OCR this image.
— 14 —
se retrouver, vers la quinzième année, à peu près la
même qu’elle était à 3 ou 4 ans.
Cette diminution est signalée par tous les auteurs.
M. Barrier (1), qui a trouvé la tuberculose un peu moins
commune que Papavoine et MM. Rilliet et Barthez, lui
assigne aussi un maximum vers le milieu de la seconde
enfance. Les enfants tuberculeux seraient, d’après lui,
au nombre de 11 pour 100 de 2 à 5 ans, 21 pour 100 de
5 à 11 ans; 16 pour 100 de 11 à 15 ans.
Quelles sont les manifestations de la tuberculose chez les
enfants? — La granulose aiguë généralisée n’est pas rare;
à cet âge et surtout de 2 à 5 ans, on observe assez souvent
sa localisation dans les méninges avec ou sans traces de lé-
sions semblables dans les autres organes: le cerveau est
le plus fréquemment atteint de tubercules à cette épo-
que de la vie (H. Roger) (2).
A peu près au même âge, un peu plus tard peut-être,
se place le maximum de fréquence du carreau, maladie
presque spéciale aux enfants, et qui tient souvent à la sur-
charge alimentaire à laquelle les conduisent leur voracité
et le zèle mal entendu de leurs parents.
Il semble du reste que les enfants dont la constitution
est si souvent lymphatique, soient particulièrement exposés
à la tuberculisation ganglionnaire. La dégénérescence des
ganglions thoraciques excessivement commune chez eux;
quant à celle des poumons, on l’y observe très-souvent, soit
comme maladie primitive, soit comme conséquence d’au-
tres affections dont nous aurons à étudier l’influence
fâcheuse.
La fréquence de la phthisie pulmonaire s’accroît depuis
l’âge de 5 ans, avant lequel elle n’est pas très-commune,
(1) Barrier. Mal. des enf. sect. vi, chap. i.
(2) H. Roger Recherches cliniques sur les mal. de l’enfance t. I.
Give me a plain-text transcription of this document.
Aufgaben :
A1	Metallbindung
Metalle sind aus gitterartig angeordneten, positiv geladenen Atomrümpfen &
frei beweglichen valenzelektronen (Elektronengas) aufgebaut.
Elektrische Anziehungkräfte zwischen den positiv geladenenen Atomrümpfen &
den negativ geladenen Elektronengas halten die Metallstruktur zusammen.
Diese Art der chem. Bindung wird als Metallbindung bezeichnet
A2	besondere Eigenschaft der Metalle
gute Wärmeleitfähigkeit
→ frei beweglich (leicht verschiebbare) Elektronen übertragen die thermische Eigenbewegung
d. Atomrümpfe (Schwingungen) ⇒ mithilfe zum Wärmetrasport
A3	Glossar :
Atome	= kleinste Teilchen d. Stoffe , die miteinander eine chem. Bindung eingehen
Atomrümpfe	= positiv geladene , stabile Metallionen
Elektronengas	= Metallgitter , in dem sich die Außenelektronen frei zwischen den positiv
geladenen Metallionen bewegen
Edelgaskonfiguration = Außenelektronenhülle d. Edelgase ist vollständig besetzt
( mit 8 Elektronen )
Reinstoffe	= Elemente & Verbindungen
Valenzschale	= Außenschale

◆ ◆ ◆ ◆

Problem statement
Each line of the material above must be retyped precisely.

Task output
OCR this image.
— 14 —
se retrouver, vers la quinzième année, à peu près la
même qu’elle était à 3 ou 4 ans.
Cette diminution est signalée par tous les auteurs.
M. Barrier (1), qui a trouvé la tuberculose un peu moins
commune que Papavoine et MM. Rilliet et Barthez, lui
assigne aussi un maximum vers le milieu de la seconde
enfance. Les enfants tuberculeux seraient, d’après lui,
au nombre de 11 pour 100 de 2 à 5 ans, 21 pour 100 de
5 à 11 ans; 16 pour 100 de 11 à 15 ans.
Quelles sont les manifestations de la tuberculose chez les
enfants? — La granulose aiguë généralisée n’est pas rare;
à cet âge et surtout de 2 à 5 ans, on observe assez souvent
sa localisation dans les méninges avec ou sans traces de lé-
sions semblables dans les autres organes: le cerveau est
le plus fréquemment atteint de tubercules à cette épo-
que de la vie (H. Roger) (2).
A peu près au même âge, un peu plus tard peut-être,
se place le maximum de fréquence du carreau, maladie
presque spéciale aux enfants, et qui tient souvent à la sur-
charge alimentaire à laquelle les conduisent leur voracité
et le zèle mal entendu de leurs parents.
Il semble du reste que les enfants dont la constitution
est si souvent lymphatique, soient particulièrement exposés
à la tuberculisation ganglionnaire. La dégénérescence des
ganglions thoraciques excessivement commune chez eux;
quant à celle des poumons, on l’y observe très-souvent, soit
comme maladie primitive, soit comme conséquence d’au-
tres affections dont nous aurons à étudier l’influence
fâcheuse.
La fréquence de la phthisie pulmonaire s’accroît depuis
l’âge de 5 ans, avant lequel elle n’est pas très-commune,
(1) Barrier. Mal. des enf. sect. vi, chap. i.
(2) H. Roger Recherches cliniques sur les mal. de l’enfance t. I.
Give me a plain-text transcription of this document.
Aufgaben :
A1	Metallbindung
Metalle sind aus gitterartig angeordneten, positiv geladenen Atomrümpfen &
frei beweglichen valenzelektronen (Elektronengas) aufgebaut.
Elektrische Anziehungkräfte zwischen den positiv geladenenen Atomrümpfen &
den negativ geladenen Elektronengas halten die Metallstruktur zusammen.
Diese Art der chem. Bindung wird als Metallbindung bezeichnet
A2	besondere Eigenschaft der Metalle
gute Wärmeleitfähigkeit
→ frei beweglich (leicht verschiebbare) Elektronen übertragen die thermische Eigenbewegung
d. Atomrümpfe (Schwingungen) ⇒ mithilfe zum Wärmetrasport
A3	Glossar :
Atome	= kleinste Teilchen d. Stoffe , die miteinander eine chem. Bindung eingehen
Atomrümpfe	= positiv geladene , stabile Metallionen
Elektronengas	= Metallgitter , in dem sich die Außenelektronen frei zwischen den positiv
geladenen Metallionen bewegen
Edelgaskonfiguration = Außenelektronenhülle d. Edelgase ist vollständig besetzt
( mit 8 Elektronen )
Reinstoffe	= Elemente & Verbindungen
Valenzschale	= Außenschale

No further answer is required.